- **OBJECTIVES**:
(a) Summarize the passage on Neoclassical sculpture in three sentences.
(b) Retype the passage on Neoclassical sculpture from "Following on the" up to and including "thriving artists’ colony.".
(c) Continue the passage on Neoclassical sculpture from the point where it stops.

Ellet continues: “Her first modeling was a bas-relief portrait of her father; it was followed by a bust of her brother, the late Chief Justice of Washington territory” (Edward Lander). 8


The Neoclassical World
Neoclassicism, an international aesthetic style, developed in the early years of the 19th century. The emphasis in sculpture was on the idealized human body, like the art of ancient Greece. Recent excavations of classical sculpture at Herculaneum and Pompeii whetted the public’s appetite for ancient art. That the excavated sculpture mostly lost its original bright painting and inlay escaped the notice of many; the imitative fashion arose of sculpture in pure white marble and became ubiquitous.
Following on the heels of Italian sculptor Antonio Canova, whose idealized, yet realistic sculptures of the human body were carved in local white marble, American sculptors traveled to Rome to study and to set up studios of their own. Horatio Greenough was the first American sculptor to set up shop near Rome in 1825, and many others soon followed. Tourists from Europe and America were ready buyers for their art, and supported a thriving artists’ colony.
Quarries at Carrara and Seraveza had plentiful supplies of high quality marble; skilled craftsmen and carvers, dozens of whom could be called upon as needed to complete a single large monument, were readily available. An unbelievable (to the American eye) wealth of classical and Renaissance sculpture was on view—in churches, galleries, museums, and the streets—offering an instant education for those who could spend time in Rome or Florence.9
Thomas Crawford, a successful American sculptor, established a large and busy studio in Rome in 1835. He received several significant commissions for the United States Capitol building in 1853, including a 60-foot pediment with 13 life-size marble figures. It’s probable that Louisa saw his Orpheus on display at the Boston Athenaeum in 1844, when she was eighteen; at any rate, she decided to ask him to be her teacher, and he in turn needed many skilled workers who could independently carve, model, and paint.

Element and coordinate records:
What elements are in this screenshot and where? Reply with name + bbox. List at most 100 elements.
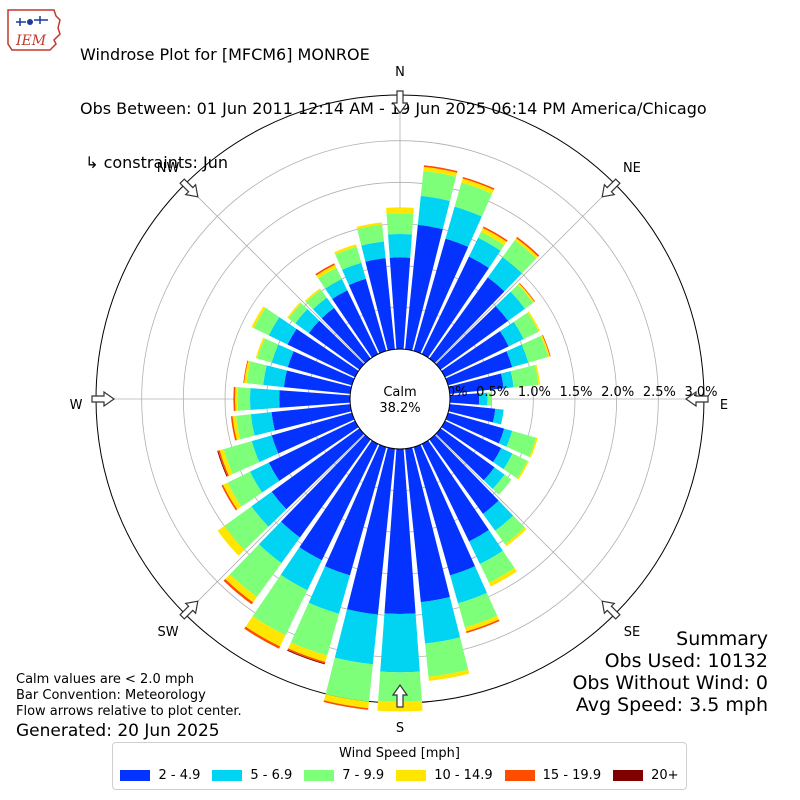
bar-330-bin-1 — [325, 279, 348, 300]
bar-320-bin-3 — [304, 288, 321, 303]
bar-240-bin-2 — [227, 471, 263, 507]
bar-220-bin-1 — [258, 521, 300, 564]
legend-item-1: 5 - 6.9 — [212, 768, 292, 783]
bar-230-bin-0 — [271, 428, 365, 510]
bar-240-bin-0 — [268, 420, 359, 481]
bar-60-bin-1 — [499, 321, 524, 347]
legend-item-3: 10 - 14.9 — [396, 768, 493, 783]
bar-280-bin-3 — [244, 360, 251, 384]
title-line-constraints: ↳ constraints: Jun — [80, 153, 228, 172]
bar-330-bin-0 — [332, 290, 379, 358]
bar-30-bin-3 — [481, 228, 507, 246]
bar-160-bin-0 — [413, 444, 476, 576]
bar-340-bin-0 — [348, 278, 387, 354]
bar-170-bin-3 — [428, 669, 470, 681]
legend-label-5: 20+ — [651, 768, 679, 783]
bar-330-bin-4 — [315, 263, 335, 276]
dir-label-n: N — [395, 65, 405, 80]
legend: Wind Speed [mph] 2 - 4.9 5 - 6.9 7 - 9.9 10… — [112, 742, 687, 790]
bar-40-bin-3 — [514, 238, 539, 259]
bar-250-bin-5 — [217, 450, 228, 477]
bar-50-bin-1 — [495, 291, 525, 321]
bar-0-bin-2 — [386, 213, 414, 235]
bar-10-bin-4 — [423, 165, 458, 173]
bar-10-bin-1 — [417, 195, 450, 230]
bar-240-bin-3 — [223, 482, 242, 510]
direction-labels: N NE E SE S SW W NW — [70, 65, 729, 736]
bar-70-bin-4 — [542, 334, 551, 357]
title-line-station: Windrose Plot for [MFCM6] MONROE — [80, 45, 370, 64]
bar-280-bin-2 — [246, 361, 267, 385]
arrow-sw — [179, 600, 199, 620]
bar-290-bin-3 — [255, 337, 265, 359]
bar-310-bin-0 — [308, 320, 365, 370]
bar-340-bin-2 — [335, 246, 362, 270]
bar-260-bin-0 — [271, 404, 352, 431]
bar-280-bin-1 — [263, 365, 287, 388]
legend-label-2: 7 - 9.9 — [342, 768, 385, 783]
bar-350-bin-0 — [365, 258, 395, 351]
legend-item-2: 7 - 9.9 — [304, 768, 384, 783]
dir-label-ne: NE — [623, 161, 641, 176]
bar-100-bin-1 — [492, 408, 504, 425]
bar-0-bin-1 — [388, 234, 412, 258]
arrow-n — [391, 90, 409, 115]
bar-210-bin-0 — [299, 440, 379, 561]
bar-120-bin-2 — [503, 453, 528, 479]
bar-250-bin-4 — [218, 450, 229, 477]
bar-260-bin-1 — [250, 412, 275, 436]
grid-spoke-315 — [184, 183, 365, 364]
bar-110-bin-0 — [445, 412, 505, 444]
bar-80-bin-2 — [510, 364, 539, 388]
bar-50-bin-4 — [518, 282, 536, 302]
radial-tick-1: 0.5% — [476, 385, 509, 400]
bar-240-bin-4 — [221, 484, 238, 511]
bar-10-bin-2 — [420, 171, 457, 202]
bar-190-bin-3 — [324, 693, 369, 709]
bar-220-bin-2 — [229, 544, 282, 597]
bar-120-bin-3 — [517, 460, 529, 480]
bar-70-bin-2 — [521, 335, 549, 363]
bar-230-bin-1 — [251, 491, 287, 527]
bar-330-bin-3 — [316, 264, 337, 279]
grid-spoke-225 — [184, 434, 365, 615]
bar-300-bin-1 — [268, 317, 297, 345]
radial-tick-5: 2.5% — [643, 385, 676, 400]
direction-arrows — [91, 90, 709, 708]
legend-swatch-3 — [396, 770, 427, 781]
bar-0-bin-3 — [386, 207, 414, 214]
legend-label-0: 2 - 4.9 — [158, 768, 201, 783]
bar-180-bin-1 — [380, 613, 420, 673]
bar-270-bin-0 — [279, 390, 351, 408]
legend-item-0: 2 - 4.9 — [120, 768, 200, 783]
bar-310-bin-3 — [287, 302, 302, 319]
bar-20-bin-1 — [445, 206, 482, 247]
bar-300-bin-2 — [253, 307, 280, 336]
bar-290-bin-2 — [257, 338, 279, 363]
bar-340-bin-3 — [334, 244, 357, 255]
bar-200-bin-4 — [287, 648, 326, 664]
bar-70-bin-1 — [506, 344, 529, 368]
bar-280-bin-4 — [243, 360, 249, 384]
bar-50-bin-2 — [510, 284, 534, 309]
notes: Calm values are < 2.0 mph Bar Convention… — [16, 672, 242, 742]
bar-30-bin-0 — [421, 256, 489, 358]
bar-130-bin-0 — [435, 428, 495, 481]
bar-260-bin-4 — [230, 416, 237, 441]
dir-label-s: S — [396, 721, 404, 736]
bar-270-bin-2 — [237, 387, 251, 411]
legend-label-1: 5 - 6.9 — [250, 768, 293, 783]
bar-350-bin-2 — [357, 224, 384, 246]
bar-170-bin-2 — [425, 637, 469, 677]
flow-arrows-note: Flow arrows relative to plot center. — [16, 704, 242, 719]
legend-swatch-5 — [613, 770, 644, 781]
bar-220-bin-4 — [223, 578, 254, 605]
bar-80-bin-3 — [534, 364, 541, 385]
bar-150-bin-0 — [421, 440, 489, 542]
calm-circle — [349, 348, 451, 450]
arrow-s — [391, 683, 409, 708]
arrow-se — [601, 600, 621, 620]
bar-180-bin-0 — [384, 448, 416, 614]
bar-50-bin-3 — [517, 283, 535, 303]
bar-80-bin-0 — [448, 373, 504, 394]
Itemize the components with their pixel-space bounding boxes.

- **RESULTS**:
(a) In the early 19th century, Neoclassicism emphasized the idealized human body, and after excavations at Herculaneum and Pompeii, sculpture in pure white marble became a widespread fashion. Following Antonio Canova, American sculptors such as Horatio Greenough and Thomas Crawford set up studios in or near Rome, where tourists bought their art and marble from Carrara and Seraveza, skilled carvers, and abundant classical and Renaissance sculpture were available. Louisa, whose first modeling was a bas-relief portrait of her father, decided to ask Crawford to be her teacher.

(b)
Following on the heels of Italian sculptor Antonio Canova, whose idealized, yet realistic sculptures of the human body were carved in local white marble, American sculptors traveled to Rome to study and to set up studios of their own. Horatio Greenough was the first American sculptor to set up shop near Rome in 1825, and many others soon followed. Tourists from Europe and America were ready buyers for their art, and supported a thriving artists’ colony.

(c)
In a Sculptor’s Studio: Thomas Crawford and the Neoclassical in Rome
In 1852, when she was 26, Louisa sailed with her father to Rome, carrying an ambrotype (an early form of photography) of her bust titled “To-Day.” Lander’s intent was to visit Crawford’s Roman studio and become his student, the first step in her own career. Lander no doubt considered “To-Day” her masterpiece. The bust has been described by Elizabeth Ellet as the head of a young woman, life-size, wearing a “chaplet of morning glories,” her robe fastened at the shoulders with brooches shaped like stars. The dynamic of the piece was one of forward motion, and to emphasize this, one of the morning glories had fallen from its headpiece and was resting on the figure’s neck.10
Crawford had one of the busiest workshops of all the American expatriate sculptors. Unfortunately, many of his papers from Louisa’s tenure in his studio have not survived, although this quote from later writings tells how Crawford delegated much of his sculpting to students and staff.
“The secret of being able to complete a great variety of work is to be found in the power of the artist to invent, compose, and direct, thus the hands of others become, a it were, his hands, and younger artists who can do nothing alone may be made serviceable in many ways.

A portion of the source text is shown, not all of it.